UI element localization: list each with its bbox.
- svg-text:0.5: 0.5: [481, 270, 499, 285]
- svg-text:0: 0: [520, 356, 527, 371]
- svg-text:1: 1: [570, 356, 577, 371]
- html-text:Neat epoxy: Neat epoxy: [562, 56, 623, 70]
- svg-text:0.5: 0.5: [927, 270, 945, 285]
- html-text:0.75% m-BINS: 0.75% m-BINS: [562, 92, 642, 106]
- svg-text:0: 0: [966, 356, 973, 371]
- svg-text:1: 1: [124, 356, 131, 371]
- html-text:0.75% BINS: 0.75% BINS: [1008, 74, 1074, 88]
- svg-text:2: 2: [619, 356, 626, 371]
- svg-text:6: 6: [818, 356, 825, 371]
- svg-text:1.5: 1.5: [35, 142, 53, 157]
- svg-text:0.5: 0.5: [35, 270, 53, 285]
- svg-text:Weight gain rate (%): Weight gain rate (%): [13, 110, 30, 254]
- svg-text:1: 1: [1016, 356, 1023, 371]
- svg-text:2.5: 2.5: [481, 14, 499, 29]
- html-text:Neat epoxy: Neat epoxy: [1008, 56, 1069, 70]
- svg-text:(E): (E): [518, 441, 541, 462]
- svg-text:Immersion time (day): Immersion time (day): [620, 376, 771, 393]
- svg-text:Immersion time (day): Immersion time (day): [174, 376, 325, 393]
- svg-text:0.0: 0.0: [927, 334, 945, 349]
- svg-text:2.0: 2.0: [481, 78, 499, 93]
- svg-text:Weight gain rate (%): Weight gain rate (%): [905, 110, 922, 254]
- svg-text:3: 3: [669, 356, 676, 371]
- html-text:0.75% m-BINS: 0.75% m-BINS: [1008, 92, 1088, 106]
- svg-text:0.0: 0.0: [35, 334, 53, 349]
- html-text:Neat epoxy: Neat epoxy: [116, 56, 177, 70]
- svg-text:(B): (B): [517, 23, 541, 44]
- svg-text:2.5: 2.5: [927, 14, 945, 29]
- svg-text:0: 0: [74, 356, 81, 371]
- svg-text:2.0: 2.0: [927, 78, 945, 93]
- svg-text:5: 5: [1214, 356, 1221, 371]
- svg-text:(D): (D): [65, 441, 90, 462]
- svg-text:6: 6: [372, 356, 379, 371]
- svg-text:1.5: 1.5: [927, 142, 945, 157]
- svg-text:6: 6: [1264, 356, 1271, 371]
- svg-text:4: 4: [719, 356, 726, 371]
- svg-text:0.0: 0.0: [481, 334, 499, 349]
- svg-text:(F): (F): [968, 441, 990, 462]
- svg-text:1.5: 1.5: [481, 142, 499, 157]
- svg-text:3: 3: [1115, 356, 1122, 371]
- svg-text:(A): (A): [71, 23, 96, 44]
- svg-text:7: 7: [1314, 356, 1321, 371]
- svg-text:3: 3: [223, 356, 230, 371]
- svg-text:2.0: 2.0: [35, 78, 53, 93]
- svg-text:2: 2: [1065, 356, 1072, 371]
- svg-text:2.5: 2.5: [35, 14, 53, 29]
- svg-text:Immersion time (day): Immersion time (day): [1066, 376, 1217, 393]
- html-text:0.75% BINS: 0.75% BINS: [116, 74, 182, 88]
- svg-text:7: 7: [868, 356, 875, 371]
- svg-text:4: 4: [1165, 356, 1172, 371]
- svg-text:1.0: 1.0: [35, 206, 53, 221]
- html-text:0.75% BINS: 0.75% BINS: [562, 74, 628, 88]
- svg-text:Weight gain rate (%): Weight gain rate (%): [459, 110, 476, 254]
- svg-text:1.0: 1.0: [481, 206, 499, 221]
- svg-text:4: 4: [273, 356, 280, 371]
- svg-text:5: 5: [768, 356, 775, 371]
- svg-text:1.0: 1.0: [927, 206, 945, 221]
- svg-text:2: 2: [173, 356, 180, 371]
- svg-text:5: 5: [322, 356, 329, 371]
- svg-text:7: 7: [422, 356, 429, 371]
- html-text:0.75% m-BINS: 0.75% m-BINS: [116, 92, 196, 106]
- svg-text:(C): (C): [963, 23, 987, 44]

• Written request
Please reproduce everything in the data from its very first line down to the line containing "- svg-text:4: 4: [719, 356, 726, 371]", including both of those lines.

• Result for this task
UI element localization: list each with its bbox.
- svg-text:0.5: 0.5: [481, 270, 499, 285]
- svg-text:0: 0: [520, 356, 527, 371]
- svg-text:1: 1: [570, 356, 577, 371]
- html-text:Neat epoxy: Neat epoxy: [562, 56, 623, 70]
- svg-text:0.5: 0.5: [927, 270, 945, 285]
- html-text:0.75% m-BINS: 0.75% m-BINS: [562, 92, 642, 106]
- svg-text:0: 0: [966, 356, 973, 371]
- svg-text:1: 1: [124, 356, 131, 371]
- html-text:0.75% BINS: 0.75% BINS: [1008, 74, 1074, 88]
- svg-text:2: 2: [619, 356, 626, 371]
- svg-text:6: 6: [818, 356, 825, 371]
- svg-text:1.5: 1.5: [35, 142, 53, 157]
- svg-text:0.5: 0.5: [35, 270, 53, 285]
- svg-text:Weight gain rate (%): Weight gain rate (%): [13, 110, 30, 254]
- svg-text:1: 1: [1016, 356, 1023, 371]
- svg-text:2.5: 2.5: [481, 14, 499, 29]
- html-text:Neat epoxy: Neat epoxy: [1008, 56, 1069, 70]
- svg-text:(E): (E): [518, 441, 541, 462]
- svg-text:Immersion time (day): Immersion time (day): [620, 376, 771, 393]
- svg-text:Immersion time (day): Immersion time (day): [174, 376, 325, 393]
- svg-text:0.0: 0.0: [927, 334, 945, 349]
- svg-text:2.0: 2.0: [481, 78, 499, 93]
- svg-text:Weight gain rate (%): Weight gain rate (%): [905, 110, 922, 254]
- svg-text:3: 3: [669, 356, 676, 371]
- html-text:0.75% m-BINS: 0.75% m-BINS: [1008, 92, 1088, 106]
- svg-text:0.0: 0.0: [35, 334, 53, 349]
- html-text:Neat epoxy: Neat epoxy: [116, 56, 177, 70]
- svg-text:(B): (B): [517, 23, 541, 44]
- svg-text:2.5: 2.5: [927, 14, 945, 29]
- svg-text:0: 0: [74, 356, 81, 371]
- svg-text:2.0: 2.0: [927, 78, 945, 93]
- svg-text:5: 5: [1214, 356, 1221, 371]
- svg-text:(D): (D): [65, 441, 90, 462]
- svg-text:6: 6: [372, 356, 379, 371]
- svg-text:1.5: 1.5: [927, 142, 945, 157]
- svg-text:6: 6: [1264, 356, 1271, 371]
- svg-text:4: 4: [719, 356, 726, 371]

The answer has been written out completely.